» Stated exercise
Search the listing for "Adler" and copy every line where it appears.

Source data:
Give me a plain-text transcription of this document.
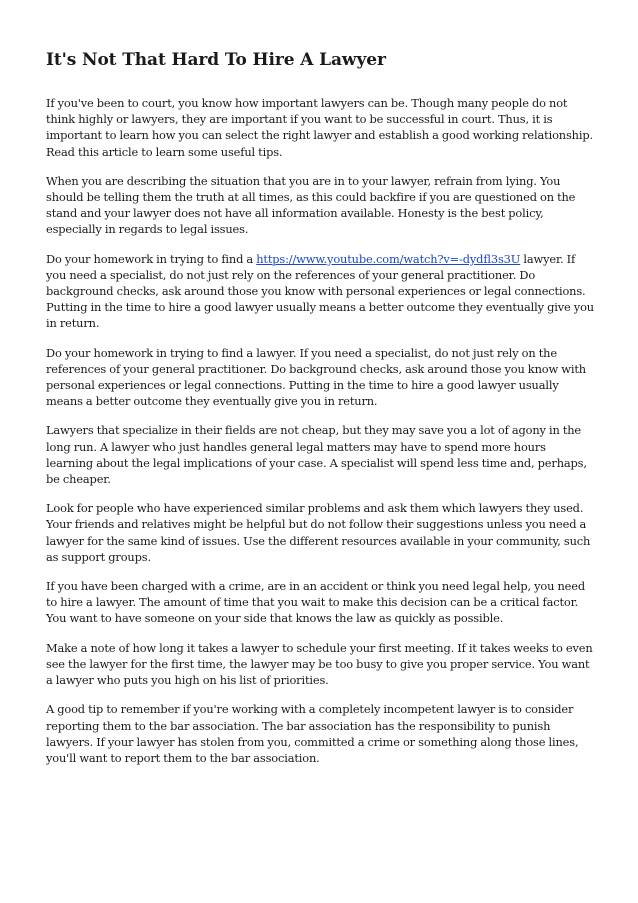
It's Not That Hard To Hire A Lawyer

If you've been to court, you know how important lawyers can be. Though many people do not think highly or lawyers, they are important if you want to be successful in court. Thus, it is important to learn how you can select the right lawyer and establish a good working relationship. Read this article to learn some useful tips.

When you are describing the situation that you are in to your lawyer, refrain from lying. You should be telling them the truth at all times, as this could backfire if you are questioned on the stand and your lawyer does not have all information available. Honesty is the best policy, especially in regards to legal issues.

Do your homework in trying to find a https://www.youtube.com/watch?v=-dydfl3s3U lawyer. If you need a specialist, do not just rely on the references of your general practitioner. Do background checks, ask around those you know with personal experiences or legal connections. Putting in the time to hire a good lawyer usually means a better outcome they eventually give you in return.

Do your homework in trying to find a lawyer. If you need a specialist, do not just rely on the references of your general practitioner. Do background checks, ask around those you know with personal experiences or legal connections. Putting in the time to hire a good lawyer usually means a better outcome they eventually give you in return.

Lawyers that specialize in their fields are not cheap, but they may save you a lot of agony in the long run. A lawyer who just handles general legal matters may have to spend more hours learning about the legal implications of your case. A specialist will spend less time and, perhaps, be cheaper.

Look for people who have experienced similar problems and ask them which lawyers they used. Your friends and relatives might be helpful but do not follow their suggestions unless you need a lawyer for the same kind of issues. Use the different resources available in your community, such as support groups.

If you have been charged with a crime, are in an accident or think you need legal help, you need to hire a lawyer. The amount of time that you wait to make this decision can be a critical factor. You want to have someone on your side that knows the law as quickly as possible.

Make a note of how long it takes a lawyer to schedule your first meeting. If it takes weeks to even see the lawyer for the first time, the lawyer may be too busy to give you proper service. You want a lawyer who puts you high on his list of priorities.

A good tip to remember if you're working with a completely incompetent lawyer is to consider reporting them to the bar association. The bar association has the responsibility to punish lawyers. If your lawyer has stolen from you, committed a crime or something along those lines, you'll want to report them to the bar association.
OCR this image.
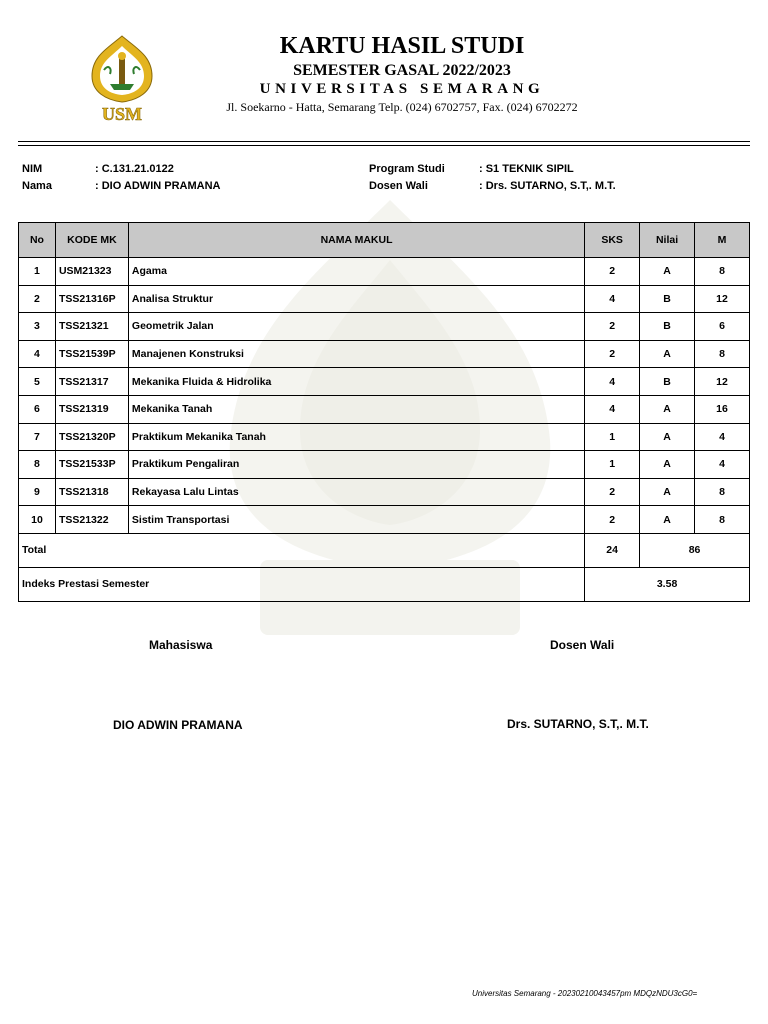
USM
KARTU HASIL STUDI
SEMESTER GASAL 2022/2023
UNIVERSITAS SEMARANG
Jl. Soekarno - Hatta, Semarang Telp. (024) 6702757, Fax. (024) 6702272
NIM	: C.131.21.0122
Nama	: DIO ADWIN PRAMANA
Program Studi	: S1 TEKNIK SIPIL
Dosen Wali	: Drs. SUTARNO, S.T,. M.T.
No	KODE MK	NAMA MAKUL	SKS	Nilai	M
1	USM21323	Agama	2	A	8
2	TSS21316P	Analisa Struktur	4	B	12
3	TSS21321	Geometrik Jalan	2	B	6
4	TSS21539P	Manajenen Konstruksi	2	A	8
5	TSS21317	Mekanika Fluida & Hidrolika	4	B	12
6	TSS21319	Mekanika Tanah	4	A	16
7	TSS21320P	Praktikum Mekanika Tanah	1	A	4
8	TSS21533P	Praktikum Pengaliran	1	A	4
9	TSS21318	Rekayasa Lalu Lintas	2	A	8
10	TSS21322	Sistim Transportasi	2	A	8
Total			24	86	
Indeks Prestasi Semester			3.58		
Mahasiswa	Dosen Wali
DIO ADWIN PRAMANA	Drs. SUTARNO, S.T,. M.T.
Universitas Semarang - 20230210043457pm MDQzNDU3cG0=
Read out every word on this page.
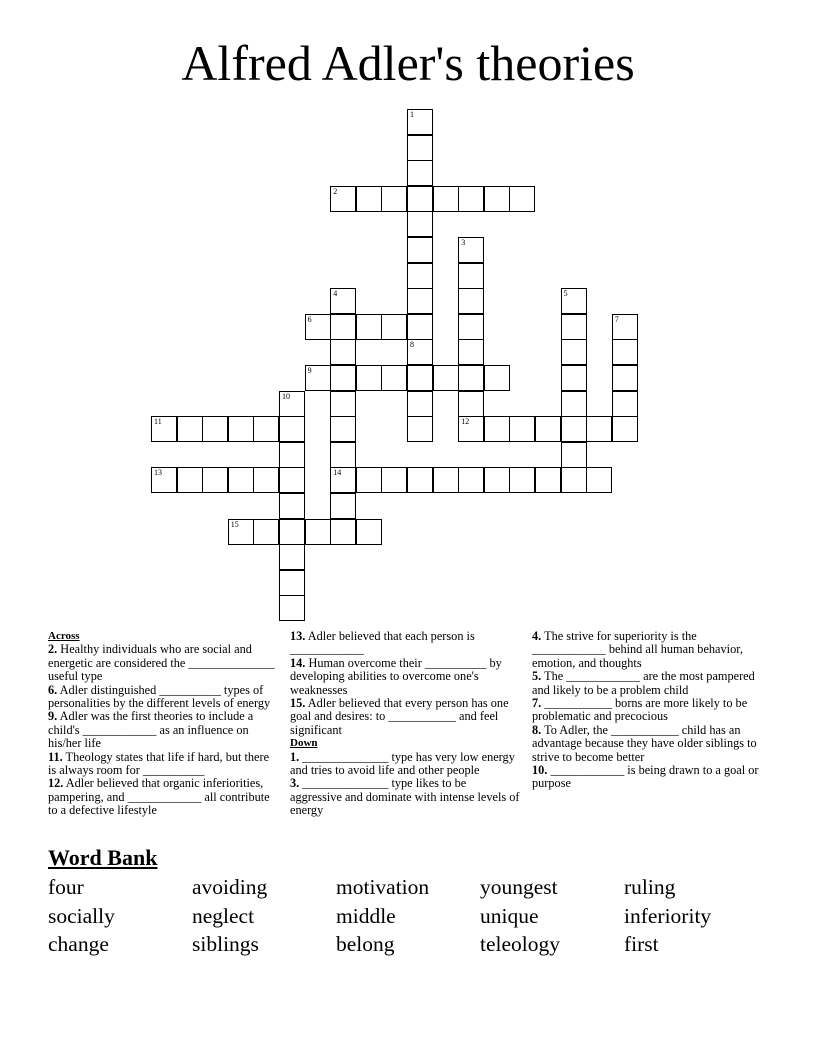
Alfred Adler's theories
1
8
2
3
4
14
5
6	7
9
10
11	12
13
15
Across
2. Healthy individuals who are social and energetic are considered the ______________ useful type
6. Adler distinguished __________ types of personalities by the different levels of energy
9. Adler was the first theories to include a child's ____________ as an influence on his/her life
11. Theology states that life if hard, but there is always room for __________
12. Adler believed that organic inferiorities, pampering, and ____________ all contribute to a defective lifestyle
13. Adler believed that each person is ____________
14. Human overcome their __________ by developing abilities to overcome one's weaknesses
15. Adler believed that every person has one goal and desires: to ___________ and feel significant
Down
1. ______________ type has very low energy and tries to avoid life and other people
3. ______________ type likes to be aggressive and dominate with intense levels of energy
4. The strive for superiority is the ____________ behind all human behavior, emotion, and thoughts
5. The ____________ are the most pampered and likely to be a problem child
7. ___________ borns are more likely to be problematic and precocious
8. To Adler, the ___________ child has an advantage because they have older siblings to strive to become better
10. ____________ is being drawn to a goal or purpose
Word Bank
four	avoiding	motivation youngest	ruling
socially	neglect	middle	unique	inferiority
change	siblings	belong	teleology	first
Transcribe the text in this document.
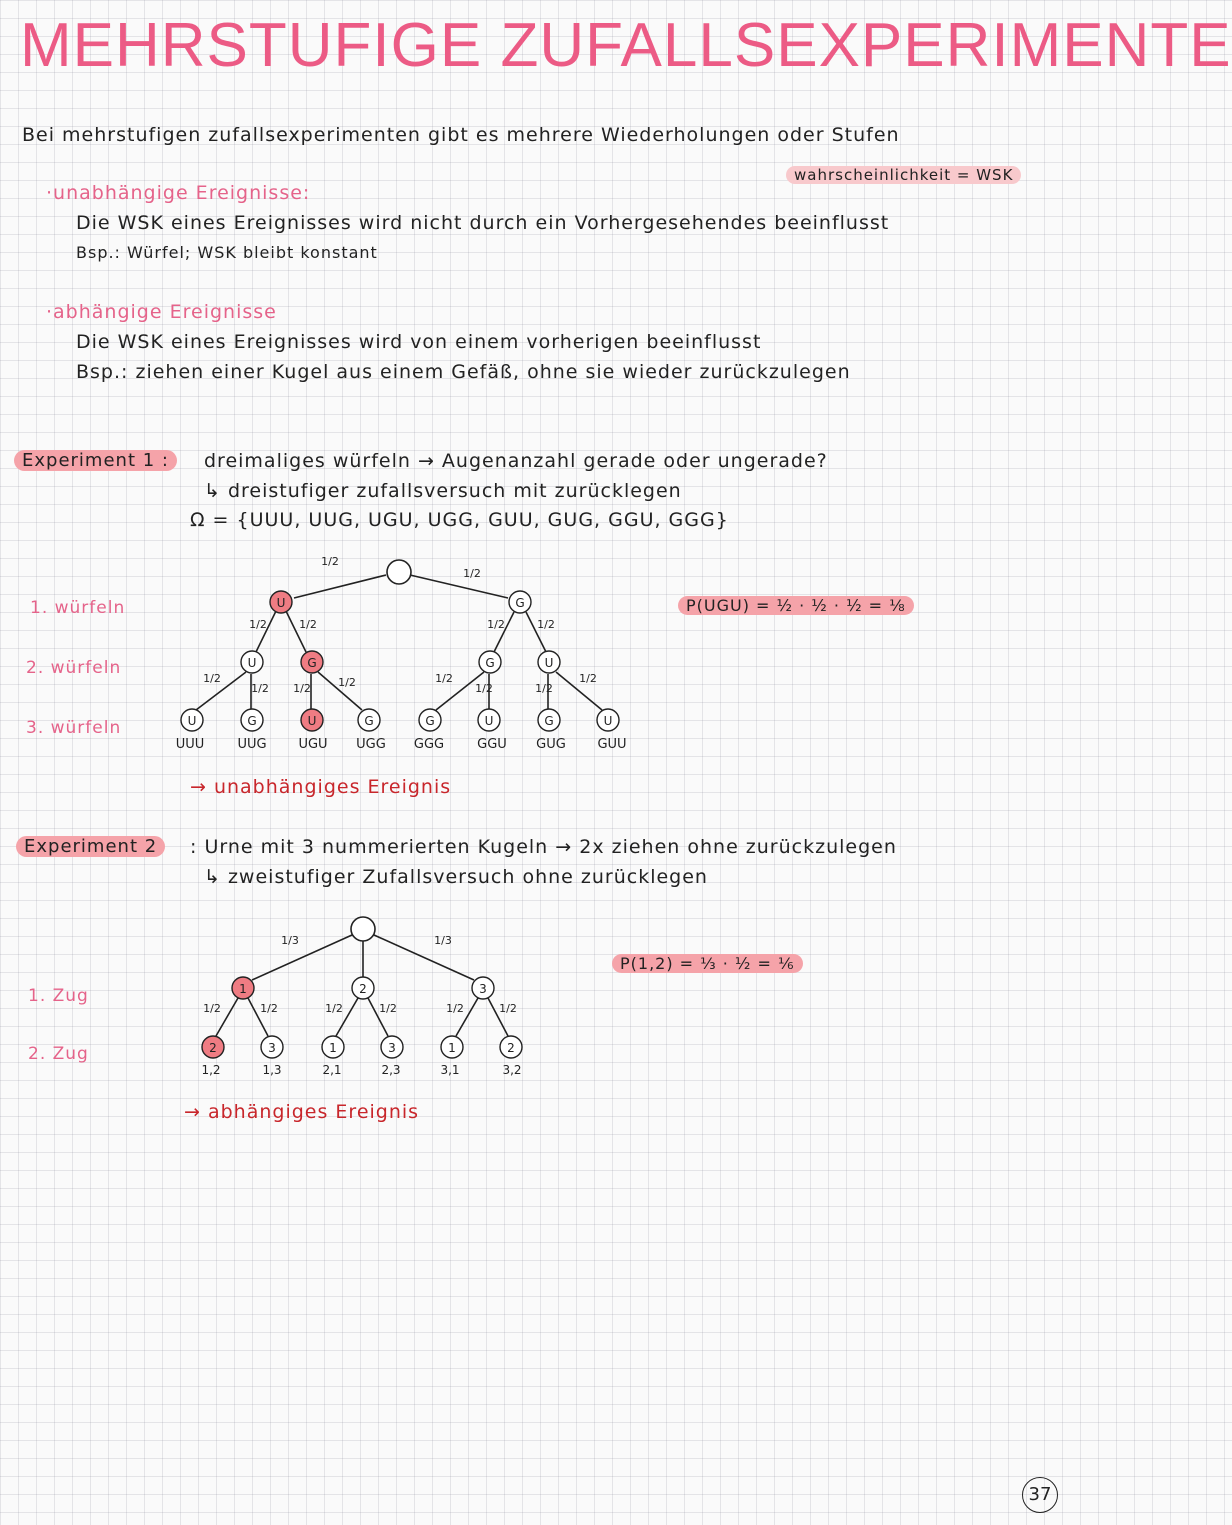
MEHRSTUFIGE ZUFALLSEXPERIMENTE
Bei mehrstufigen zufallsexperimenten gibt es mehrere Wiederholungen oder Stufen
wahrscheinlichkeit = WSK
·unabhängige Ereignisse:
Die WSK eines Ereignisses wird nicht durch ein Vorhergesehendes beeinflusst
Bsp.: Würfel; WSK bleibt konstant
·abhängige Ereignisse
Die WSK eines Ereignisses wird von einem vorherigen beeinflusst
Bsp.: ziehen einer Kugel aus einem Gefäß, ohne sie wieder zurückzulegen
Experiment 1 :	dreimaliges würfeln → Augenanzahl gerade oder ungerade?
↳ dreistufiger zufallsversuch mit zurücklegen
Ω = {UUU, UUG, UGU, UGG, GUU, GUG, GGU, GGG}
1. würfeln
2. würfeln
3. würfeln
1/2
1/2
1/2	1/2	1/2	1/2
1/2
1/2 1/2 1/2	1/2
1/2	1/2
1/2
U	G
U	G	G	U
U	G	U	G	G	U	G	U
UUU	UUG UGU UGG GGG	GGU GUG GUU
1/3	1/3
1/2	1/2	1/2	1/2	1/2	1/2
1	2	3
2	3	1	3	1	2
1,2	1,3	2,1	2,3	3,1	3,2
P(UGU) = ½ · ½ · ½ = ⅛
→ unabhängiges Ereignis
Experiment 2	: Urne mit 3 nummerierten Kugeln → 2x ziehen ohne zurückzulegen
↳ zweistufiger Zufallsversuch ohne zurücklegen
1. Zug
2. Zug
P(1,2) = ⅓ · ½ = ⅙
→ abhängiges Ereignis
37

» Task solution
Alfred Adler's theories
6. Adler distinguished __________ types of personalities by the different levels of energy
9. Adler was the first theories to include a child's ____________ as an influence on his/her life
12. Adler believed that organic inferiorities, pampering, and ____________ all contribute to a defective lifestyle
13. Adler believed that each person is ____________
15. Adler believed that every person has one goal and desires: to ___________ and feel significant
8. To Adler, the ___________ child has an advantage because they have older siblings to strive to become better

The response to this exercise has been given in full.